Leave out the pictures and return every entry exactly as it appears.

── THE INPUT ──

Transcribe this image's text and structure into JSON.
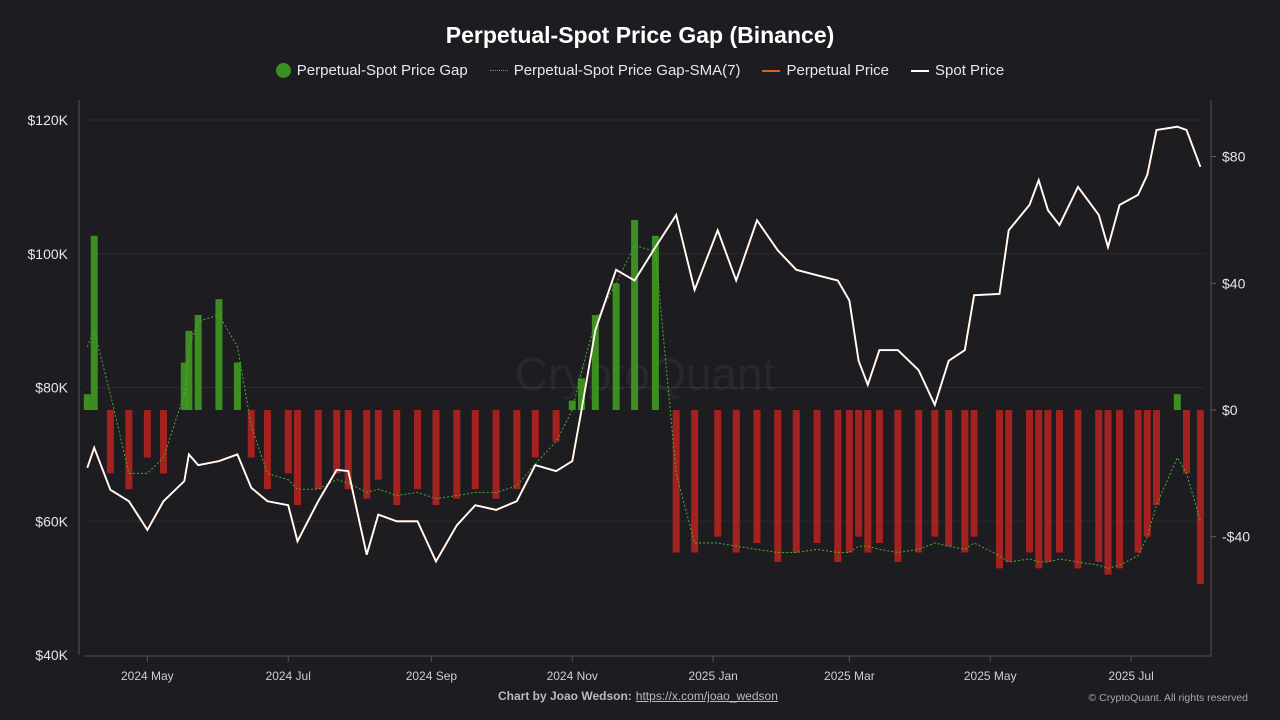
{
  "chart_data": {
    "type": "bar+line",
    "title": "Perpetual-Spot Price Gap (Binance)",
    "legend": [
      "Perpetual-Spot Price Gap",
      "Perpetual-Spot Price Gap-SMA(7)",
      "Perpetual Price",
      "Spot Price"
    ],
    "legend_position": "top-center",
    "colors": {
      "gap_positive": "#3f9b1f",
      "gap_negative": "#b3221f",
      "sma": "#4caf2a",
      "perpetual": "#d9651c",
      "spot": "#ffffff",
      "background": "#1c1c21"
    },
    "left_axis": {
      "ticks": [
        "$40K",
        "$60K",
        "$80K",
        "$100K",
        "$120K"
      ],
      "tick_values": [
        40000,
        60000,
        80000,
        100000,
        120000
      ],
      "range": [
        40000,
        120000
      ]
    },
    "right_axis": {
      "tick_labels": [
        "-$40",
        "$0",
        "$40",
        "$80"
      ],
      "tick_values": [
        -40,
        0,
        40,
        80
      ],
      "range": [
        -77,
        100
      ]
    },
    "x_axis": {
      "ticks": [
        "2024 May",
        "2024 Jul",
        "2024 Sep",
        "2024 Nov",
        "2025 Jan",
        "2025 Mar",
        "2025 May",
        "2025 Jul"
      ],
      "tick_dates": [
        "2024-05-01",
        "2024-07-01",
        "2024-09-01",
        "2024-11-01",
        "2025-01-01",
        "2025-03-01",
        "2025-05-01",
        "2025-07-01"
      ],
      "range": [
        "2024-04-04",
        "2025-08-02"
      ]
    },
    "grid": "horizontal",
    "dates": [
      "2024-04-05",
      "2024-04-08",
      "2024-04-15",
      "2024-04-23",
      "2024-05-01",
      "2024-05-08",
      "2024-05-17",
      "2024-05-19",
      "2024-05-23",
      "2024-06-01",
      "2024-06-09",
      "2024-06-15",
      "2024-06-22",
      "2024-07-01",
      "2024-07-05",
      "2024-07-14",
      "2024-07-22",
      "2024-07-27",
      "2024-08-04",
      "2024-08-09",
      "2024-08-17",
      "2024-08-26",
      "2024-09-03",
      "2024-09-12",
      "2024-09-20",
      "2024-09-29",
      "2024-10-08",
      "2024-10-16",
      "2024-10-25",
      "2024-11-01",
      "2024-11-05",
      "2024-11-11",
      "2024-11-20",
      "2024-11-28",
      "2024-12-07",
      "2024-12-16",
      "2024-12-24",
      "2025-01-03",
      "2025-01-11",
      "2025-01-20",
      "2025-01-29",
      "2025-02-06",
      "2025-02-15",
      "2025-02-24",
      "2025-03-01",
      "2025-03-05",
      "2025-03-09",
      "2025-03-14",
      "2025-03-22",
      "2025-03-31",
      "2025-04-07",
      "2025-04-13",
      "2025-04-20",
      "2025-04-24",
      "2025-05-05",
      "2025-05-09",
      "2025-05-18",
      "2025-05-22",
      "2025-05-26",
      "2025-05-31",
      "2025-06-08",
      "2025-06-17",
      "2025-06-21",
      "2025-06-26",
      "2025-07-04",
      "2025-07-08",
      "2025-07-12",
      "2025-07-21",
      "2025-07-25",
      "2025-07-31"
    ],
    "spot_price": [
      68000,
      71000,
      64700,
      63000,
      58700,
      63000,
      66000,
      70000,
      68400,
      69000,
      70000,
      65000,
      63000,
      62400,
      57000,
      63000,
      67700,
      67500,
      55000,
      61000,
      60000,
      60000,
      54000,
      59400,
      62400,
      61700,
      63000,
      68400,
      67500,
      69000,
      76600,
      88600,
      97600,
      96000,
      101000,
      105800,
      94600,
      103500,
      96000,
      105000,
      100500,
      97600,
      96800,
      96000,
      93000,
      84000,
      80400,
      85600,
      85600,
      82600,
      77400,
      84000,
      85600,
      93800,
      94000,
      103500,
      107300,
      111000,
      106500,
      104300,
      110000,
      105800,
      101000,
      107300,
      108800,
      111800,
      118500,
      119000,
      118500,
      113000
    ],
    "gap": [
      5,
      55,
      -20,
      -25,
      -15,
      -20,
      15,
      25,
      30,
      35,
      15,
      -15,
      -25,
      -20,
      -30,
      -25,
      -20,
      -25,
      -28,
      -22,
      -30,
      -25,
      -30,
      -28,
      -25,
      -28,
      -25,
      -15,
      -10,
      3,
      10,
      30,
      40,
      60,
      55,
      -45,
      -45,
      -40,
      -45,
      -42,
      -48,
      -45,
      -42,
      -48,
      -45,
      -40,
      -45,
      -42,
      -48,
      -45,
      -40,
      -43,
      -45,
      -40,
      -50,
      -48,
      -45,
      -50,
      -48,
      -45,
      -50,
      -48,
      -52,
      -50,
      -45,
      -40,
      -30,
      5,
      -20,
      -55
    ],
    "sma": [
      20,
      25,
      5,
      -20,
      -20,
      -15,
      5,
      20,
      28,
      30,
      20,
      -5,
      -20,
      -22,
      -25,
      -25,
      -22,
      -23,
      -26,
      -25,
      -27,
      -26,
      -28,
      -27,
      -26,
      -26,
      -24,
      -17,
      -10,
      0,
      12,
      28,
      40,
      52,
      50,
      -20,
      -42,
      -42,
      -43,
      -44,
      -45,
      -45,
      -44,
      -45,
      -45,
      -43,
      -43,
      -44,
      -45,
      -44,
      -42,
      -43,
      -44,
      -42,
      -46,
      -48,
      -47,
      -48,
      -48,
      -47,
      -48,
      -49,
      -50,
      -49,
      -46,
      -40,
      -30,
      -15,
      -20,
      -35
    ]
  },
  "footer": {
    "credit_label": "Chart by Joao Wedson:",
    "credit_link": "https://x.com/joao_wedson",
    "copyright": "© CryptoQuant. All rights reserved",
    "watermark": "CryptoQuant"
  }
}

───

◆ **WRITTEN ANSWER**
Transcribe this image's text and structure into JSON.
{
  "chart_data": {
    "type": "bar+line",
    "title": "Perpetual-Spot Price Gap (Binance)",
    "legend": [
      "Perpetual-Spot Price Gap",
      "Perpetual-Spot Price Gap-SMA(7)",
      "Perpetual Price",
      "Spot Price"
    ],
    "legend_position": "top-center",
    "colors": {
      "gap_positive": "#3f9b1f",
      "gap_negative": "#b3221f",
      "sma": "#4caf2a",
      "perpetual": "#d9651c",
      "spot": "#ffffff",
      "background": "#1c1c21"
    },
    "left_axis": {
      "ticks": [
        "$40K",
        "$60K",
        "$80K",
        "$100K",
        "$120K"
      ],
      "tick_values": [
        40000,
        60000,
        80000,
        100000,
        120000
      ],
      "range": [
        40000,
        120000
      ]
    },
    "right_axis": {
      "tick_labels": [
        "-$40",
        "$0",
        "$40",
        "$80"
      ],
      "tick_values": [
        -40,
        0,
        40,
        80
      ],
      "range": [
        -77,
        100
      ]
    },
    "x_axis": {
      "ticks": [
        "2024 May",
        "2024 Jul",
        "2024 Sep",
        "2024 Nov",
        "2025 Jan",
        "2025 Mar",
        "2025 May",
        "2025 Jul"
      ],
      "tick_dates": [
        "2024-05-01",
        "2024-07-01",
        "2024-09-01",
        "2024-11-01",
        "2025-01-01",
        "2025-03-01",
        "2025-05-01",
        "2025-07-01"
      ],
      "range": [
        "2024-04-04",
        "2025-08-02"
      ]
    },
    "grid": "horizontal",
    "dates": [
      "2024-04-05",
      "2024-04-08",
      "2024-04-15",
      "2024-04-23",
      "2024-05-01",
      "2024-05-08",
      "2024-05-17",
      "2024-05-19",
      "2024-05-23",
      "2024-06-01",
      "2024-06-09",
      "2024-06-15",
      "2024-06-22",
      "2024-07-01",
      "2024-07-05",
      "2024-07-14",
      "2024-07-22",
      "2024-07-27",
      "2024-08-04",
      "2024-08-09",
      "2024-08-17",
      "2024-08-26",
      "2024-09-03",
      "2024-09-12",
      "2024-09-20",
      "2024-09-29",
      "2024-10-08",
      "2024-10-16",
      "2024-10-25",
      "2024-11-01",
      "2024-11-05",
      "2024-11-11",
      "2024-11-20",
      "2024-11-28",
      "2024-12-07",
      "2024-12-16",
      "2024-12-24",
      "2025-01-03",
      "2025-01-11",
      "2025-01-20",
      "2025-01-29",
      "2025-02-06",
      "2025-02-15",
      "2025-02-24",
      "2025-03-01",
      "2025-03-05",
      "2025-03-09",
      "2025-03-14",
      "2025-03-22",
      "2025-03-31",
      "2025-04-07",
      "2025-04-13",
      "2025-04-20",
      "2025-04-24",
      "2025-05-05",
      "2025-05-09",
      "2025-05-18",
      "2025-05-22",
      "2025-05-26",
      "2025-05-31",
      "2025-06-08",
      "2025-06-17",
      "2025-06-21",
      "2025-06-26",
      "2025-07-04",
      "2025-07-08",
      "2025-07-12",
      "2025-07-21",
      "2025-07-25",
      "2025-07-31"
    ],
    "spot_price": [
      68000,
      71000,
      64700,
      63000,
      58700,
      63000,
      66000,
      70000,
      68400,
      69000,
      70000,
      65000,
      63000,
      62400,
      57000,
      63000,
      67700,
      67500,
      55000,
      61000,
      60000,
      60000,
      54000,
      59400,
      62400,
      61700,
      63000,
      68400,
      67500,
      69000,
      76600,
      88600,
      97600,
      96000,
      101000,
      105800,
      94600,
      103500,
      96000,
      105000,
      100500,
      97600,
      96800,
      96000,
      93000,
      84000,
      80400,
      85600,
      85600,
      82600,
      77400,
      84000,
      85600,
      93800,
      94000,
      103500,
      107300,
      111000,
      106500,
      104300,
      110000,
      105800,
      101000,
      107300,
      108800,
      111800,
      118500,
      119000,
      118500,
      113000
    ],
    "gap": [
      5,
      55,
      -20,
      -25,
      -15,
      -20,
      15,
      25,
      30,
      35,
      15,
      -15,
      -25,
      -20,
      -30,
      -25,
      -20,
      -25,
      -28,
      -22,
      -30,
      -25,
      -30,
      -28,
      -25,
      -28,
      -25,
      -15,
      -10,
      3,
      10,
      30,
      40,
      60,
      55,
      -45,
      -45,
      -40,
      -45,
      -42,
      -48,
      -45,
      -42,
      -48,
      -45,
      -40,
      -45,
      -42,
      -48,
      -45,
      -40,
      -43,
      -45,
      -40,
      -50,
      -48,
      -45,
      -50,
      -48,
      -45,
      -50,
      -48,
      -52,
      -50,
      -45,
      -40,
      -30,
      5,
      -20,
      -55
    ],
    "sma": [
      20,
      25,
      5,
      -20,
      -20,
      -15,
      5,
      20,
      28,
      30,
      20,
      -5,
      -20,
      -22,
      -25,
      -25,
      -22,
      -23,
      -26,
      -25,
      -27,
      -26,
      -28,
      -27,
      -26,
      -26,
      -24,
      -17,
      -10,
      0,
      12,
      28,
      40,
      52,
      50,
      -20,
      -42,
      -42,
      -43,
      -44,
      -45,
      -45,
      -44,
      -45,
      -45,
      -43,
      -43,
      -44,
      -45,
      -44,
      -42,
      -43,
      -44,
      -42,
      -46,
      -48,
      -47,
      -48,
      -48,
      -47,
      -48,
      -49,
      -50,
      -49,
      -46,
      -40,
      -30,
      -15,
      -20,
      -35
    ]
  },
  "footer": {
    "credit_label": "Chart by Joao Wedson:",
    "credit_link": "https://x.com/joao_wedson",
    "copyright": "© CryptoQuant. All rights reserved",
    "watermark": "CryptoQuant"
  }
}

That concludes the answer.